══ EXTRACTED ENTRIES ══

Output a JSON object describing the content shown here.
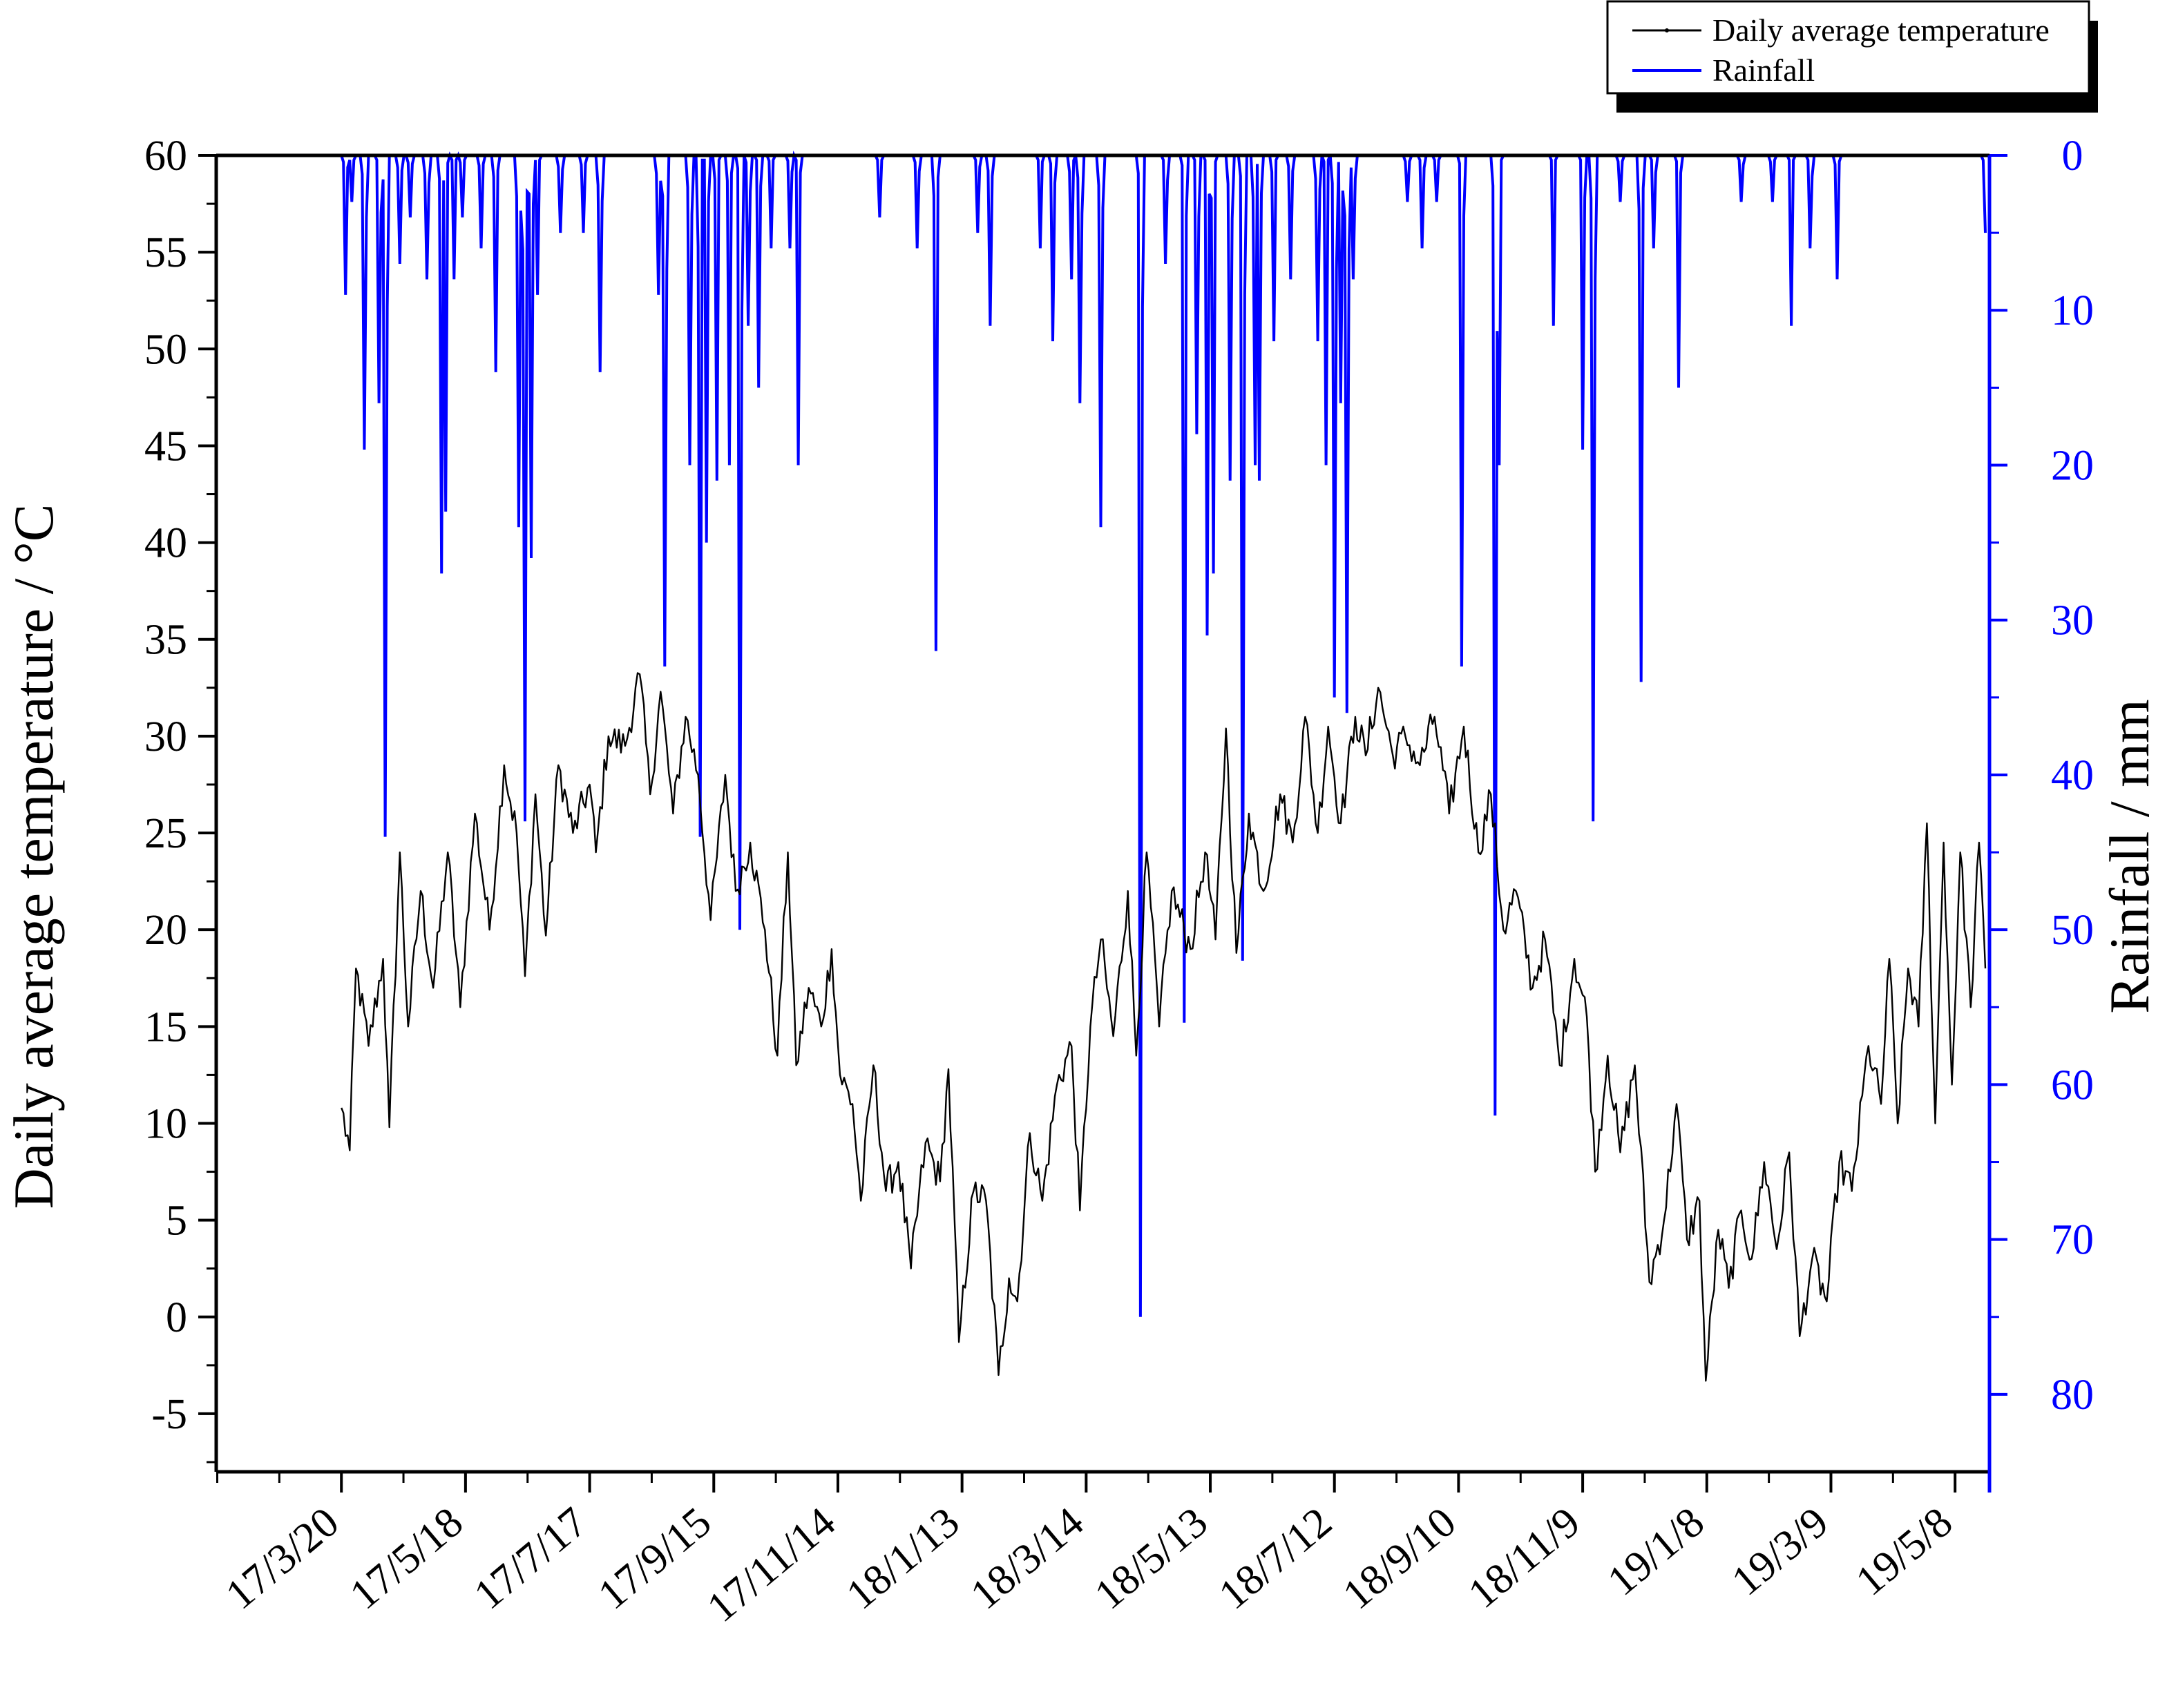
{
  "chart_data": {
    "type": "line",
    "title": "",
    "xlabel": "",
    "ylabel_left": "Daily average temperature / °C",
    "ylabel_right": "Rainfall / mm",
    "x_start_date": "2017-03-20",
    "x_end_date": "2019-05-17",
    "x_axis_start": "2017-01-19",
    "x_axis_end": "2019-05-19",
    "x_tick_labels": [
      "17/3/20",
      "17/5/18",
      "17/7/17",
      "17/9/15",
      "17/11/14",
      "18/1/13",
      "18/3/14",
      "18/5/13",
      "18/7/12",
      "18/9/10",
      "18/11/9",
      "19/1/8",
      "19/3/9",
      "19/5/8"
    ],
    "y_left": {
      "min": -8,
      "max": 60,
      "ticks": [
        -5,
        0,
        5,
        10,
        15,
        20,
        25,
        30,
        35,
        40,
        45,
        50,
        55,
        60
      ]
    },
    "y_right": {
      "min": 0,
      "max": 85,
      "inverted": true,
      "ticks": [
        0,
        10,
        20,
        30,
        40,
        50,
        60,
        70,
        80
      ]
    },
    "legend_position": "top-right, outside plot",
    "grid": false,
    "series": [
      {
        "name": "Daily average temperature",
        "axis": "left",
        "color": "#000000",
        "resolution": "daily",
        "keypoints": [
          [
            "2017-03-20",
            10.8
          ],
          [
            "2017-03-24",
            8.6
          ],
          [
            "2017-03-27",
            18.0
          ],
          [
            "2017-04-02",
            14.0
          ],
          [
            "2017-04-09",
            18.5
          ],
          [
            "2017-04-12",
            9.8
          ],
          [
            "2017-04-17",
            24.0
          ],
          [
            "2017-04-21",
            15.0
          ],
          [
            "2017-04-27",
            22.0
          ],
          [
            "2017-05-03",
            17.0
          ],
          [
            "2017-05-10",
            24.0
          ],
          [
            "2017-05-16",
            16.0
          ],
          [
            "2017-05-23",
            26.0
          ],
          [
            "2017-05-30",
            20.0
          ],
          [
            "2017-06-06",
            28.5
          ],
          [
            "2017-06-12",
            25.0
          ],
          [
            "2017-06-16",
            17.6
          ],
          [
            "2017-06-21",
            27.0
          ],
          [
            "2017-06-26",
            19.7
          ],
          [
            "2017-07-02",
            28.5
          ],
          [
            "2017-07-09",
            25.0
          ],
          [
            "2017-07-17",
            27.5
          ],
          [
            "2017-07-20",
            24.0
          ],
          [
            "2017-07-26",
            30.0
          ],
          [
            "2017-08-03",
            29.5
          ],
          [
            "2017-08-10",
            33.2
          ],
          [
            "2017-08-15",
            27.0
          ],
          [
            "2017-08-20",
            32.3
          ],
          [
            "2017-08-26",
            26.0
          ],
          [
            "2017-09-01",
            31.0
          ],
          [
            "2017-09-07",
            28.0
          ],
          [
            "2017-09-13",
            20.5
          ],
          [
            "2017-09-20",
            28.0
          ],
          [
            "2017-09-25",
            22.0
          ],
          [
            "2017-10-02",
            24.5
          ],
          [
            "2017-10-09",
            20.0
          ],
          [
            "2017-10-15",
            13.5
          ],
          [
            "2017-10-20",
            24.0
          ],
          [
            "2017-10-24",
            13.0
          ],
          [
            "2017-10-30",
            17.0
          ],
          [
            "2017-11-05",
            15.0
          ],
          [
            "2017-11-10",
            19.0
          ],
          [
            "2017-11-14",
            12.5
          ],
          [
            "2017-11-20",
            11.0
          ],
          [
            "2017-11-24",
            6.0
          ],
          [
            "2017-11-30",
            13.0
          ],
          [
            "2017-12-06",
            6.5
          ],
          [
            "2017-12-12",
            8.0
          ],
          [
            "2017-12-18",
            2.5
          ],
          [
            "2017-12-25",
            9.0
          ],
          [
            "2018-01-01",
            7.0
          ],
          [
            "2018-01-05",
            12.8
          ],
          [
            "2018-01-10",
            -1.3
          ],
          [
            "2018-01-17",
            6.5
          ],
          [
            "2018-01-23",
            6.0
          ],
          [
            "2018-01-29",
            -3.0
          ],
          [
            "2018-02-03",
            2.0
          ],
          [
            "2018-02-07",
            0.8
          ],
          [
            "2018-02-13",
            9.5
          ],
          [
            "2018-02-19",
            6.0
          ],
          [
            "2018-02-26",
            12.0
          ],
          [
            "2018-03-05",
            14.0
          ],
          [
            "2018-03-09",
            5.5
          ],
          [
            "2018-03-14",
            15.0
          ],
          [
            "2018-03-19",
            19.5
          ],
          [
            "2018-03-25",
            14.5
          ],
          [
            "2018-04-01",
            22.0
          ],
          [
            "2018-04-05",
            13.5
          ],
          [
            "2018-04-10",
            24.0
          ],
          [
            "2018-04-16",
            15.0
          ],
          [
            "2018-04-22",
            22.0
          ],
          [
            "2018-05-01",
            19.0
          ],
          [
            "2018-05-08",
            24.0
          ],
          [
            "2018-05-13",
            19.5
          ],
          [
            "2018-05-18",
            30.4
          ],
          [
            "2018-05-23",
            18.8
          ],
          [
            "2018-05-29",
            26.0
          ],
          [
            "2018-06-05",
            22.0
          ],
          [
            "2018-06-13",
            27.0
          ],
          [
            "2018-06-19",
            24.5
          ],
          [
            "2018-06-25",
            31.0
          ],
          [
            "2018-07-01",
            25.0
          ],
          [
            "2018-07-06",
            30.5
          ],
          [
            "2018-07-12",
            25.5
          ],
          [
            "2018-07-19",
            31.0
          ],
          [
            "2018-07-24",
            29.0
          ],
          [
            "2018-07-30",
            32.5
          ],
          [
            "2018-08-06",
            29.0
          ],
          [
            "2018-08-12",
            30.0
          ],
          [
            "2018-08-19",
            28.5
          ],
          [
            "2018-08-26",
            31.0
          ],
          [
            "2018-09-02",
            26.0
          ],
          [
            "2018-09-09",
            30.5
          ],
          [
            "2018-09-16",
            24.0
          ],
          [
            "2018-09-22",
            27.0
          ],
          [
            "2018-09-28",
            20.0
          ],
          [
            "2018-10-04",
            22.0
          ],
          [
            "2018-10-12",
            17.0
          ],
          [
            "2018-10-18",
            19.5
          ],
          [
            "2018-10-25",
            13.0
          ],
          [
            "2018-11-01",
            18.5
          ],
          [
            "2018-11-07",
            15.5
          ],
          [
            "2018-11-11",
            7.5
          ],
          [
            "2018-11-17",
            13.5
          ],
          [
            "2018-11-23",
            8.5
          ],
          [
            "2018-11-30",
            13.0
          ],
          [
            "2018-12-07",
            1.8
          ],
          [
            "2018-12-14",
            5.0
          ],
          [
            "2018-12-20",
            11.0
          ],
          [
            "2018-12-25",
            4.0
          ],
          [
            "2018-12-31",
            6.0
          ],
          [
            "2019-01-03",
            -3.3
          ],
          [
            "2019-01-09",
            4.5
          ],
          [
            "2019-01-14",
            1.5
          ],
          [
            "2019-01-20",
            5.5
          ],
          [
            "2019-01-25",
            3.0
          ],
          [
            "2019-01-31",
            8.0
          ],
          [
            "2019-02-06",
            3.5
          ],
          [
            "2019-02-12",
            8.5
          ],
          [
            "2019-02-17",
            -1.0
          ],
          [
            "2019-02-23",
            3.0
          ],
          [
            "2019-03-02",
            0.8
          ],
          [
            "2019-03-08",
            8.0
          ],
          [
            "2019-03-14",
            6.5
          ],
          [
            "2019-03-22",
            14.0
          ],
          [
            "2019-03-28",
            11.0
          ],
          [
            "2019-04-01",
            18.5
          ],
          [
            "2019-04-05",
            10.0
          ],
          [
            "2019-04-10",
            18.0
          ],
          [
            "2019-04-15",
            15.0
          ],
          [
            "2019-04-19",
            25.5
          ],
          [
            "2019-04-23",
            10.0
          ],
          [
            "2019-04-27",
            24.5
          ],
          [
            "2019-05-01",
            12.0
          ],
          [
            "2019-05-05",
            24.0
          ],
          [
            "2019-05-10",
            16.0
          ],
          [
            "2019-05-14",
            24.5
          ],
          [
            "2019-05-17",
            18.0
          ]
        ]
      },
      {
        "name": "Rainfall",
        "axis": "right",
        "color": "#0000ff",
        "resolution": "daily",
        "events": [
          [
            "2017-03-22",
            9
          ],
          [
            "2017-03-25",
            3
          ],
          [
            "2017-03-31",
            19
          ],
          [
            "2017-04-07",
            16
          ],
          [
            "2017-04-10",
            44
          ],
          [
            "2017-04-17",
            7
          ],
          [
            "2017-04-22",
            4
          ],
          [
            "2017-04-30",
            8
          ],
          [
            "2017-05-07",
            27
          ],
          [
            "2017-05-09",
            23
          ],
          [
            "2017-05-13",
            8
          ],
          [
            "2017-05-17",
            4
          ],
          [
            "2017-05-26",
            6
          ],
          [
            "2017-06-02",
            14
          ],
          [
            "2017-06-13",
            24
          ],
          [
            "2017-06-16",
            43
          ],
          [
            "2017-06-19",
            26
          ],
          [
            "2017-06-22",
            9
          ],
          [
            "2017-07-03",
            5
          ],
          [
            "2017-07-14",
            5
          ],
          [
            "2017-07-22",
            14
          ],
          [
            "2017-08-19",
            9
          ],
          [
            "2017-08-22",
            33
          ],
          [
            "2017-09-03",
            20
          ],
          [
            "2017-09-08",
            44
          ],
          [
            "2017-09-11",
            25
          ],
          [
            "2017-09-16",
            21
          ],
          [
            "2017-09-22",
            20
          ],
          [
            "2017-09-27",
            50
          ],
          [
            "2017-10-01",
            11
          ],
          [
            "2017-10-06",
            15
          ],
          [
            "2017-10-12",
            6
          ],
          [
            "2017-10-21",
            6
          ],
          [
            "2017-10-25",
            20
          ],
          [
            "2017-12-03",
            4
          ],
          [
            "2017-12-21",
            6
          ],
          [
            "2017-12-30",
            32
          ],
          [
            "2018-01-19",
            5
          ],
          [
            "2018-01-25",
            11
          ],
          [
            "2018-02-18",
            6
          ],
          [
            "2018-02-24",
            12
          ],
          [
            "2018-03-05",
            8
          ],
          [
            "2018-03-09",
            16
          ],
          [
            "2018-03-19",
            24
          ],
          [
            "2018-04-07",
            75
          ],
          [
            "2018-04-19",
            7
          ],
          [
            "2018-04-28",
            56
          ],
          [
            "2018-05-04",
            18
          ],
          [
            "2018-05-09",
            31
          ],
          [
            "2018-05-12",
            27
          ],
          [
            "2018-05-20",
            21
          ],
          [
            "2018-05-26",
            52
          ],
          [
            "2018-06-01",
            20
          ],
          [
            "2018-06-03",
            21
          ],
          [
            "2018-06-10",
            12
          ],
          [
            "2018-06-18",
            8
          ],
          [
            "2018-07-01",
            12
          ],
          [
            "2018-07-05",
            20
          ],
          [
            "2018-07-09",
            35
          ],
          [
            "2018-07-12",
            16
          ],
          [
            "2018-07-15",
            36
          ],
          [
            "2018-07-18",
            8
          ],
          [
            "2018-08-13",
            3
          ],
          [
            "2018-08-20",
            6
          ],
          [
            "2018-08-27",
            3
          ],
          [
            "2018-09-08",
            33
          ],
          [
            "2018-09-24",
            62
          ],
          [
            "2018-09-26",
            20
          ],
          [
            "2018-10-22",
            11
          ],
          [
            "2018-11-05",
            19
          ],
          [
            "2018-11-10",
            43
          ],
          [
            "2018-11-23",
            3
          ],
          [
            "2018-12-03",
            34
          ],
          [
            "2018-12-09",
            6
          ],
          [
            "2018-12-21",
            15
          ],
          [
            "2019-01-20",
            3
          ],
          [
            "2019-02-04",
            3
          ],
          [
            "2019-02-13",
            11
          ],
          [
            "2019-02-22",
            6
          ],
          [
            "2019-03-07",
            8
          ],
          [
            "2019-05-17",
            5
          ]
        ]
      }
    ]
  }
}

═══

**GOAL**
Above are entries; state the number of lines among them that contain "name", and nothing else.

**SOLUTION**
2